● WHAT IS BEING ASKED
Show every line where "excl" occurs.

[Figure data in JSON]
++++++

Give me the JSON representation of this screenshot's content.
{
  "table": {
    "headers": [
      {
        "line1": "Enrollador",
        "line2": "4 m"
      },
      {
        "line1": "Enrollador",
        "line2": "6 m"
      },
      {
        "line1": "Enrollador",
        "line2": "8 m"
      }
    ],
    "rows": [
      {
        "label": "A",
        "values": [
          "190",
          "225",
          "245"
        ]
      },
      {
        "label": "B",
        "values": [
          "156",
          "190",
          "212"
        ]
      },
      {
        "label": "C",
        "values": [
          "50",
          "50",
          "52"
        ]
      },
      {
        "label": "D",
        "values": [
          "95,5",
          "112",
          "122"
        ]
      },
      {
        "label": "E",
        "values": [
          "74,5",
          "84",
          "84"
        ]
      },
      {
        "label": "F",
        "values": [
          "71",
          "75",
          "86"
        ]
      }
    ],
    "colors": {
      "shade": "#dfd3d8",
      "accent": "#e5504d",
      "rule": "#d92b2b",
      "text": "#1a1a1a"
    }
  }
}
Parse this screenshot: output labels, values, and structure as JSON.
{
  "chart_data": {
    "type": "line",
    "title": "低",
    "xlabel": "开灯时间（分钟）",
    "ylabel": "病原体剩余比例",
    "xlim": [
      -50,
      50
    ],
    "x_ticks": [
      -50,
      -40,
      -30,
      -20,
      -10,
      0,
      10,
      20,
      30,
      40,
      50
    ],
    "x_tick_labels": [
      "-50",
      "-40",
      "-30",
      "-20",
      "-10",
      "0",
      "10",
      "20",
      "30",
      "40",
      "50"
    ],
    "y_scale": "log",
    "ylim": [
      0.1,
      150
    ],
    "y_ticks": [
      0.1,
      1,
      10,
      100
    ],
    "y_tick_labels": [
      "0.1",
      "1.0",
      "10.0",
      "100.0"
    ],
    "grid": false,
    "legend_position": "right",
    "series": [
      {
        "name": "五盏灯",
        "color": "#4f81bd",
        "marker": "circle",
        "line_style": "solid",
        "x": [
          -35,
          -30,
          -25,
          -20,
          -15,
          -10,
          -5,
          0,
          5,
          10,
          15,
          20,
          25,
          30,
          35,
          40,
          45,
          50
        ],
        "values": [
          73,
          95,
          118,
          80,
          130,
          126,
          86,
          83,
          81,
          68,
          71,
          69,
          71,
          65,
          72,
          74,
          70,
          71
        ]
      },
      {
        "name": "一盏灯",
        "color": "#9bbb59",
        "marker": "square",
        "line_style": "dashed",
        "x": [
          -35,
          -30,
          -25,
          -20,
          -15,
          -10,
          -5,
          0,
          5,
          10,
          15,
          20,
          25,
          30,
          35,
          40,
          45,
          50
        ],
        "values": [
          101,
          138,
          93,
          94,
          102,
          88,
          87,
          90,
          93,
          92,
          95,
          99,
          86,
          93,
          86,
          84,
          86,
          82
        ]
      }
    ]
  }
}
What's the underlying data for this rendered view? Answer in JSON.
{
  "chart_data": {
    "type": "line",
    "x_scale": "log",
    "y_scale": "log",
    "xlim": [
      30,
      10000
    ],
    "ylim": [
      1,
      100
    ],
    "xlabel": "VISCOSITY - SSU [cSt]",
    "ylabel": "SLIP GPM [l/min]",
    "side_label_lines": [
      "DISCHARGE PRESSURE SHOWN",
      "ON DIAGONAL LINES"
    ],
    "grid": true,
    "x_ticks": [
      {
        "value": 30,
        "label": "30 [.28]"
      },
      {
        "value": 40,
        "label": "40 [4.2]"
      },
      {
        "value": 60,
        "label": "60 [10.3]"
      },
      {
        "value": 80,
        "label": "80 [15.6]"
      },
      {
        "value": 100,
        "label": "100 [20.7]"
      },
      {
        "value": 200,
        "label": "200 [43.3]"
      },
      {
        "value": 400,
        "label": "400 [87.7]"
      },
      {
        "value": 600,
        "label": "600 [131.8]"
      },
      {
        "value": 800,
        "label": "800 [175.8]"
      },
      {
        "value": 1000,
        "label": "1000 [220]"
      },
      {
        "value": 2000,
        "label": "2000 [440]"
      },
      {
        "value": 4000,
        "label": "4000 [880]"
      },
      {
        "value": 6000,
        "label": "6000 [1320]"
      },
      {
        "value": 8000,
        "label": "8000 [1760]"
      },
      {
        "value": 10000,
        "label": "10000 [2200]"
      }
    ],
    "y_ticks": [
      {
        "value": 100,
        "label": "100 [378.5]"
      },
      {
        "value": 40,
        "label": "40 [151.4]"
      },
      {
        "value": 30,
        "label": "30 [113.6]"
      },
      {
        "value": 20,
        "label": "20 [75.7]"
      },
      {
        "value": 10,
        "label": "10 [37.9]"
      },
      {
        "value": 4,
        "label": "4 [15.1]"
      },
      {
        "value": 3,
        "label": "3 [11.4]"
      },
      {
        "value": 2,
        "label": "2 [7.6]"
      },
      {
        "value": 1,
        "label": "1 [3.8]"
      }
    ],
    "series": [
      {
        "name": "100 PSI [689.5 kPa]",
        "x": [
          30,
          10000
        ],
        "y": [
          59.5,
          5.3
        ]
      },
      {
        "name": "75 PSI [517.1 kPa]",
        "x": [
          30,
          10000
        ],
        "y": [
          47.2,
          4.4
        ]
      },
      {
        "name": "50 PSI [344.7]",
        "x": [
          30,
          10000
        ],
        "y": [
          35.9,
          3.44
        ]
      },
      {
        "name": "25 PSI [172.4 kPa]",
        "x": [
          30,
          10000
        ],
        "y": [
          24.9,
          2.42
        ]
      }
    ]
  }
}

++++++

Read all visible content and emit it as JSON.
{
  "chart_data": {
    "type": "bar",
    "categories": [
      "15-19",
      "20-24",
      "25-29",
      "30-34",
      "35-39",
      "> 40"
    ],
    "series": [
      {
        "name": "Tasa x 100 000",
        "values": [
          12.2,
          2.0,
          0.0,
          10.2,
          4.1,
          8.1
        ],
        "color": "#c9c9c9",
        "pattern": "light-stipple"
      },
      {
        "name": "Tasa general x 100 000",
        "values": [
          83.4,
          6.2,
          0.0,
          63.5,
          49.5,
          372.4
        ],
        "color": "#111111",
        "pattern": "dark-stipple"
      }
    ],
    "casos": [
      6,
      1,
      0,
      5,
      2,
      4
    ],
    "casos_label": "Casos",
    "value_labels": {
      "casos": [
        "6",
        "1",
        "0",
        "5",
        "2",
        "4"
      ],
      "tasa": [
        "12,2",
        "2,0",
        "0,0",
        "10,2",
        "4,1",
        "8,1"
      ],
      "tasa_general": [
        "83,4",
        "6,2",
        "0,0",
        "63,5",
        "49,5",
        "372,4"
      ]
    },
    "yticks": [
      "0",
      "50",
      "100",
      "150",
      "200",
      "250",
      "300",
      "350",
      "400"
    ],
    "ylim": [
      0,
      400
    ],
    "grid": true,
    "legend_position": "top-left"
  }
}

++++++

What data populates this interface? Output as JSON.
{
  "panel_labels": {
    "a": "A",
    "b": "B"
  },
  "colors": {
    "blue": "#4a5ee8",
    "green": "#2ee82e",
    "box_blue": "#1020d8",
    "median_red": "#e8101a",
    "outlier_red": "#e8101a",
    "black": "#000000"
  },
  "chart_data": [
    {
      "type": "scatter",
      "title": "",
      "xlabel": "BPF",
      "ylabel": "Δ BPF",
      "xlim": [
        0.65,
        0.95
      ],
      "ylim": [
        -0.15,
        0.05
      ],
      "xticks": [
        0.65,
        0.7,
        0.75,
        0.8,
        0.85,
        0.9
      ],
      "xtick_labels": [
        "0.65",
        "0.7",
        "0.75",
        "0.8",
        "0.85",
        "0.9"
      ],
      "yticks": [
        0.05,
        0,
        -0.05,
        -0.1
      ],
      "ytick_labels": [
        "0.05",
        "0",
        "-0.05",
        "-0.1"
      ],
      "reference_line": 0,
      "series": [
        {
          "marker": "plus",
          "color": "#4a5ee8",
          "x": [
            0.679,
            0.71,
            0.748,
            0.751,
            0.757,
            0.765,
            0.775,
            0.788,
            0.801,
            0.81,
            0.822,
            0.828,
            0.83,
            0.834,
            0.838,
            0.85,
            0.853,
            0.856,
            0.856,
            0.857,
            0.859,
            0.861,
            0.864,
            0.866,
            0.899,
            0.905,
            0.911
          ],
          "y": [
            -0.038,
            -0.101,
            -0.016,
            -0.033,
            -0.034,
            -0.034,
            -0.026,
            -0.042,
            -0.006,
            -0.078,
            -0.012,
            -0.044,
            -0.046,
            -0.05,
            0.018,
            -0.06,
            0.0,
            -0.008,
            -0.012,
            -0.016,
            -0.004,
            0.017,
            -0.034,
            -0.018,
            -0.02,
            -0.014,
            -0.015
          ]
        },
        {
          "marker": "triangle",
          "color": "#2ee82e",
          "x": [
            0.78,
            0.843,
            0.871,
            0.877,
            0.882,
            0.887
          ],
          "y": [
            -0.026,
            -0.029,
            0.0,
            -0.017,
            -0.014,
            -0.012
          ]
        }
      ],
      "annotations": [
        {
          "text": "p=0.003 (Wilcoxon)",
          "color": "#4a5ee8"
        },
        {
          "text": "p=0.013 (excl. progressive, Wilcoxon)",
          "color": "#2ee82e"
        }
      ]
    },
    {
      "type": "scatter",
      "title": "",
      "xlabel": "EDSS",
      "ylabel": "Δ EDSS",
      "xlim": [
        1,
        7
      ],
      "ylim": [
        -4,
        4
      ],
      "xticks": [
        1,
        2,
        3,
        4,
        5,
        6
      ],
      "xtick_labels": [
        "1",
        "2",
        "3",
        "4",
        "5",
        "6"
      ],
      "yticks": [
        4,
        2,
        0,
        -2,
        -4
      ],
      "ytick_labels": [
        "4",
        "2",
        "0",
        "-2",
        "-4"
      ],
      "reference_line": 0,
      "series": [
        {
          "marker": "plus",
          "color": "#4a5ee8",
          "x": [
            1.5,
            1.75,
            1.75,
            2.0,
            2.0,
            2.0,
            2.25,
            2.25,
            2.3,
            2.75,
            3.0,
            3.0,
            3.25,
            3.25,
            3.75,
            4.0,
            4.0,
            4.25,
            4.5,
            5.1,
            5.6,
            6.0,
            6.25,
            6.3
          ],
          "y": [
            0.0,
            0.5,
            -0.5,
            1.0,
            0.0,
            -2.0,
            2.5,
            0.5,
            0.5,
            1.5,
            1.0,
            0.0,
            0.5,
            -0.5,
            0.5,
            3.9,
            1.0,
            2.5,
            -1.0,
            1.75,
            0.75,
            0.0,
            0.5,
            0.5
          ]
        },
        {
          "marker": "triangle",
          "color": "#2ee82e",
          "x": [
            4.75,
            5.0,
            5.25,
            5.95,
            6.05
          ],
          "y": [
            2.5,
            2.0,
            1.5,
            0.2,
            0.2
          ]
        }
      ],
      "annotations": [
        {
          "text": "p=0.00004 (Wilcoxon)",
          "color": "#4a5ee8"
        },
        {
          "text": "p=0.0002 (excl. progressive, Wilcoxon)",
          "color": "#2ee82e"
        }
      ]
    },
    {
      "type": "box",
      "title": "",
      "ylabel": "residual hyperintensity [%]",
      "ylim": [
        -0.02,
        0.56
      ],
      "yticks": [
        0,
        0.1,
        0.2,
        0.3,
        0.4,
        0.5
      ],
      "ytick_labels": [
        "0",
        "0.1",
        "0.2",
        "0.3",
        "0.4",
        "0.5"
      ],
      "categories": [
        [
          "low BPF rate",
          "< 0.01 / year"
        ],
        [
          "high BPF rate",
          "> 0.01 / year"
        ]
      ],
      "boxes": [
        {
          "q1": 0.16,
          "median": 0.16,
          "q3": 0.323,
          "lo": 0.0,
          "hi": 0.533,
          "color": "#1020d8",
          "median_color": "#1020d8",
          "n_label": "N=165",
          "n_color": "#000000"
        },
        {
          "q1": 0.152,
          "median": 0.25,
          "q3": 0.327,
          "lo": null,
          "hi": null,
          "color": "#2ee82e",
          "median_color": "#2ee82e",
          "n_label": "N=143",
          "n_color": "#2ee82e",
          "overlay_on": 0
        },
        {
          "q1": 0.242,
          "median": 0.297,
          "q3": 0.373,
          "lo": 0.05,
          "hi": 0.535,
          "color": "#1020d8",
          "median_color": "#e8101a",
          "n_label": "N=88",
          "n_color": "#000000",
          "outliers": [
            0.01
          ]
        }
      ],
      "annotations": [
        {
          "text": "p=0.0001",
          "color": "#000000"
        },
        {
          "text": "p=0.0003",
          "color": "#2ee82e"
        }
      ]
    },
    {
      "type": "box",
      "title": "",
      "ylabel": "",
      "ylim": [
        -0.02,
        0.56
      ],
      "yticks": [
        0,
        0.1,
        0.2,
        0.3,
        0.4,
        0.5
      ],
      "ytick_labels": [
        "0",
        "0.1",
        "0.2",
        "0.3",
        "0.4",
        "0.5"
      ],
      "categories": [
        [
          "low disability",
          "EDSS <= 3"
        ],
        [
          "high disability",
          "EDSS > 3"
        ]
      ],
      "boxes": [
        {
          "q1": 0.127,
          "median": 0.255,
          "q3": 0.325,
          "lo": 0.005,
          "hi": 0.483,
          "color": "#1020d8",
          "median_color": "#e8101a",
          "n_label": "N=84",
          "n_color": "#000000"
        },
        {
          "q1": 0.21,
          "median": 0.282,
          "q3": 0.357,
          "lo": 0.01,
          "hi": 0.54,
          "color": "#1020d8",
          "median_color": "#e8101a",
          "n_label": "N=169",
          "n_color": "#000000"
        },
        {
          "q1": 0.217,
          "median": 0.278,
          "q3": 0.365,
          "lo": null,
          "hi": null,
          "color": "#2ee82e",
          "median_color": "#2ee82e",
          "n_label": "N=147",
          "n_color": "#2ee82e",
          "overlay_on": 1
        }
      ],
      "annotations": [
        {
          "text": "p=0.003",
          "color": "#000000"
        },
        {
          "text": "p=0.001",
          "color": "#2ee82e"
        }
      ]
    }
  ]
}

++++++

● WRITTEN REPLY
          "text": "p=0.013 (excl. progressive, Wilcoxon)",
          "text": "p=0.0002 (excl. progressive, Wilcoxon)",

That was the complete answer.